Exercise:
Reproduce the records word for word from their first line through the line that contains "- bar-revenue: [340, 227, 361, 451]".

Entries supplied:
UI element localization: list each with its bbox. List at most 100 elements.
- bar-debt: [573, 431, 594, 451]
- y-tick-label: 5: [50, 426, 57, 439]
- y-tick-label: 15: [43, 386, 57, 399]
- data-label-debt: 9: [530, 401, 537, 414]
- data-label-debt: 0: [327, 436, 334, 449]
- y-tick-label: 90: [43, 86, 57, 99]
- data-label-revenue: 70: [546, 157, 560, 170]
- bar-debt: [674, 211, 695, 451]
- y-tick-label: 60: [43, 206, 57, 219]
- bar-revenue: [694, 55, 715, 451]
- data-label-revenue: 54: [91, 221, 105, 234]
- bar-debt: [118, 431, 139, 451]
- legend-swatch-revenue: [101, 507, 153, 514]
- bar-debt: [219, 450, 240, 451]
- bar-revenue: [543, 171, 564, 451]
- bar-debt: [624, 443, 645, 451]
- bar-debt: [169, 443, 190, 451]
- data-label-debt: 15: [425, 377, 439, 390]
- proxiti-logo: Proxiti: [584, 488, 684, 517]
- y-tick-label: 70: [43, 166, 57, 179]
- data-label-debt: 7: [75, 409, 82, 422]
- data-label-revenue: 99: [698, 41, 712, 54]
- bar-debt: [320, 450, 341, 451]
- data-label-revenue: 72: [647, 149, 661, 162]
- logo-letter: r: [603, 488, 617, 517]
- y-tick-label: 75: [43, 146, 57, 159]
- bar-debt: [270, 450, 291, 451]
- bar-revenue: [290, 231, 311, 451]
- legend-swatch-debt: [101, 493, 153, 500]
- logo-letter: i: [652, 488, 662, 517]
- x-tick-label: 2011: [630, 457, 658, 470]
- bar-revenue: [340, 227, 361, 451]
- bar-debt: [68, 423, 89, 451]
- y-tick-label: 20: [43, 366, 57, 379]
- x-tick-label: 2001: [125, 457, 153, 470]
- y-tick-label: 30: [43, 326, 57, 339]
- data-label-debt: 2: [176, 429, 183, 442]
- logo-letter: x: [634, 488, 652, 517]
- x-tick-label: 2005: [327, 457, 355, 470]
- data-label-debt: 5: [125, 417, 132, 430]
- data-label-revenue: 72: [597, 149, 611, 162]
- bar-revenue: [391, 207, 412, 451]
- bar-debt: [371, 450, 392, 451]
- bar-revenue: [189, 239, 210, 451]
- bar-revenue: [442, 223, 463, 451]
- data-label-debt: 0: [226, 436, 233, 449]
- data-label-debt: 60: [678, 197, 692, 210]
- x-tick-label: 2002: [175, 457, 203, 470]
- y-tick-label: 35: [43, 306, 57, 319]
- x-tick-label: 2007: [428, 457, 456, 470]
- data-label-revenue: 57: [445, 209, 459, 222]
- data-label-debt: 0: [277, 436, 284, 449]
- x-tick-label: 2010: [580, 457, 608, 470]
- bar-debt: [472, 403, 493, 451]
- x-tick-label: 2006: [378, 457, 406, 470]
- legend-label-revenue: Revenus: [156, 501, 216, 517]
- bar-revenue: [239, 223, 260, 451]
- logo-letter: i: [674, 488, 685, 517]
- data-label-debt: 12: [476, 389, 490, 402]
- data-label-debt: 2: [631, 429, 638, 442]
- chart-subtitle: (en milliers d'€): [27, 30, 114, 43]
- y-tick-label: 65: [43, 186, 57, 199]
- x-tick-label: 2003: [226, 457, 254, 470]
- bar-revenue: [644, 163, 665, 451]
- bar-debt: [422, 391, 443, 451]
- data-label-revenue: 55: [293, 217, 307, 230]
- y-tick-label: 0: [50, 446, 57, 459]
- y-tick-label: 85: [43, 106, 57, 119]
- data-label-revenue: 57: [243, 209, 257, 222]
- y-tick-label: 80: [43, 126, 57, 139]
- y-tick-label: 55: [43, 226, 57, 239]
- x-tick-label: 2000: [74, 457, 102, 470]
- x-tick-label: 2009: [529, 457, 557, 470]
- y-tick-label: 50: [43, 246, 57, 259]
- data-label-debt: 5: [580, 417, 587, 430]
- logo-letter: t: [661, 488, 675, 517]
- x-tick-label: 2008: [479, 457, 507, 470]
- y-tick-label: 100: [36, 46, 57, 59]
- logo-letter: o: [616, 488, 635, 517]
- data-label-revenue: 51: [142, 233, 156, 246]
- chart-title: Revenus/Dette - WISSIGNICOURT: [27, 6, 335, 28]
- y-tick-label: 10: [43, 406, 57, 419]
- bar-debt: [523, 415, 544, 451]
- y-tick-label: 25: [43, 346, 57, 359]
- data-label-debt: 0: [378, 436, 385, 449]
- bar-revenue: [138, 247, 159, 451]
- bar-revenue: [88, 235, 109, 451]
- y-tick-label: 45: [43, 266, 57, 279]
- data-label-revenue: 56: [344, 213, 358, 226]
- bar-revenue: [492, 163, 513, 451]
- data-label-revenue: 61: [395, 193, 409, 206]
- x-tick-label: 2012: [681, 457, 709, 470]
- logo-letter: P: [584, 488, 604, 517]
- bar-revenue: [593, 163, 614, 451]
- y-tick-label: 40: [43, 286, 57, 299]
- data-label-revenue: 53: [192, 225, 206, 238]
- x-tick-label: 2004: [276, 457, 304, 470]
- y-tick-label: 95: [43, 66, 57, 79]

Answer to this exercise:
UI element localization: list each with its bbox. List at most 100 elements.
- bar-debt: [573, 431, 594, 451]
- y-tick-label: 5: [50, 426, 57, 439]
- y-tick-label: 15: [43, 386, 57, 399]
- data-label-debt: 9: [530, 401, 537, 414]
- data-label-debt: 0: [327, 436, 334, 449]
- y-tick-label: 90: [43, 86, 57, 99]
- data-label-revenue: 70: [546, 157, 560, 170]
- bar-debt: [674, 211, 695, 451]
- y-tick-label: 60: [43, 206, 57, 219]
- bar-revenue: [694, 55, 715, 451]
- data-label-revenue: 54: [91, 221, 105, 234]
- bar-debt: [118, 431, 139, 451]
- legend-swatch-revenue: [101, 507, 153, 514]
- bar-debt: [219, 450, 240, 451]
- bar-revenue: [543, 171, 564, 451]
- bar-debt: [624, 443, 645, 451]
- bar-debt: [169, 443, 190, 451]
- data-label-debt: 15: [425, 377, 439, 390]
- proxiti-logo: Proxiti: [584, 488, 684, 517]
- y-tick-label: 70: [43, 166, 57, 179]
- data-label-debt: 7: [75, 409, 82, 422]
- data-label-revenue: 99: [698, 41, 712, 54]
- bar-debt: [320, 450, 341, 451]
- data-label-revenue: 72: [647, 149, 661, 162]
- logo-letter: r: [603, 488, 617, 517]
- y-tick-label: 75: [43, 146, 57, 159]
- bar-debt: [270, 450, 291, 451]
- bar-revenue: [290, 231, 311, 451]
- legend-swatch-debt: [101, 493, 153, 500]
- logo-letter: i: [652, 488, 662, 517]
- x-tick-label: 2011: [630, 457, 658, 470]
- bar-revenue: [340, 227, 361, 451]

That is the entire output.